Check every line below for the word "icon" and copy each one that has it.
--- START OF Information given ---
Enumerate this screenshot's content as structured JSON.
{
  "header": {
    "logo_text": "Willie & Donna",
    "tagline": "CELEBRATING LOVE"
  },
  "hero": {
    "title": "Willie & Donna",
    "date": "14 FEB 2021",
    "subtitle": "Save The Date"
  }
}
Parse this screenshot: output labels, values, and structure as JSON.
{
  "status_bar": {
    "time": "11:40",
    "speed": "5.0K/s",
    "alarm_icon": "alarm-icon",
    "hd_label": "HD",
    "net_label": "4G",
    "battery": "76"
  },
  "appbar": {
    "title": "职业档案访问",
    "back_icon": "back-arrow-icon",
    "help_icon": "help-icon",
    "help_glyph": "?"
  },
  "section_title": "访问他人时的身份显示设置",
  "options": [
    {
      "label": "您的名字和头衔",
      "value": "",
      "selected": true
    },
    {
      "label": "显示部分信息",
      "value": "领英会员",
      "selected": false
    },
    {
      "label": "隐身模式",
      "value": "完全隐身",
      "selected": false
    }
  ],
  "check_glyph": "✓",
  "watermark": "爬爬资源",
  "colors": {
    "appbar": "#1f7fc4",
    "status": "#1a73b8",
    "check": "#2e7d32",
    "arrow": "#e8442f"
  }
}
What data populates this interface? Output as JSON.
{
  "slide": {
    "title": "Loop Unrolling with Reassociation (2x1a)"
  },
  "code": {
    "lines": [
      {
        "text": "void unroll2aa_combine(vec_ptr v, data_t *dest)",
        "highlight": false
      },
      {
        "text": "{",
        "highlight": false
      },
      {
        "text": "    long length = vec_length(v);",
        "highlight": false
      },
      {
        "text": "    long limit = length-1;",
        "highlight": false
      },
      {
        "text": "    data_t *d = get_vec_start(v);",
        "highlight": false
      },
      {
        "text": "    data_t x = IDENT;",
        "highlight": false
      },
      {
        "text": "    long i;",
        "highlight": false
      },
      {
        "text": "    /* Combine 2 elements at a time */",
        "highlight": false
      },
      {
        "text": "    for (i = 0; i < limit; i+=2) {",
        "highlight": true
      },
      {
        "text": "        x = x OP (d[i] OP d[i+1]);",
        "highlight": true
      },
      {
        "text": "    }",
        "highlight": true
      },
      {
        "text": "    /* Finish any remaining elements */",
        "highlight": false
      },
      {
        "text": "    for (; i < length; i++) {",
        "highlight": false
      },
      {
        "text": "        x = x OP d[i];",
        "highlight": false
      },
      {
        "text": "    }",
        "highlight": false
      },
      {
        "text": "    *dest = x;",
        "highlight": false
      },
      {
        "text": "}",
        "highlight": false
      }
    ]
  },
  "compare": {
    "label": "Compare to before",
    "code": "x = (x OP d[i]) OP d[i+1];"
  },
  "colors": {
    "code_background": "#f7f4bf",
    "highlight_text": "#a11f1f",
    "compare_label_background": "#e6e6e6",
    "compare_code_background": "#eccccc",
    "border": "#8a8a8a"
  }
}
--- END OF Information given ---
◆ **Response below**:
    "alarm_icon": "alarm-icon",
    "back_icon": "back-arrow-icon",
    "help_icon": "help-icon",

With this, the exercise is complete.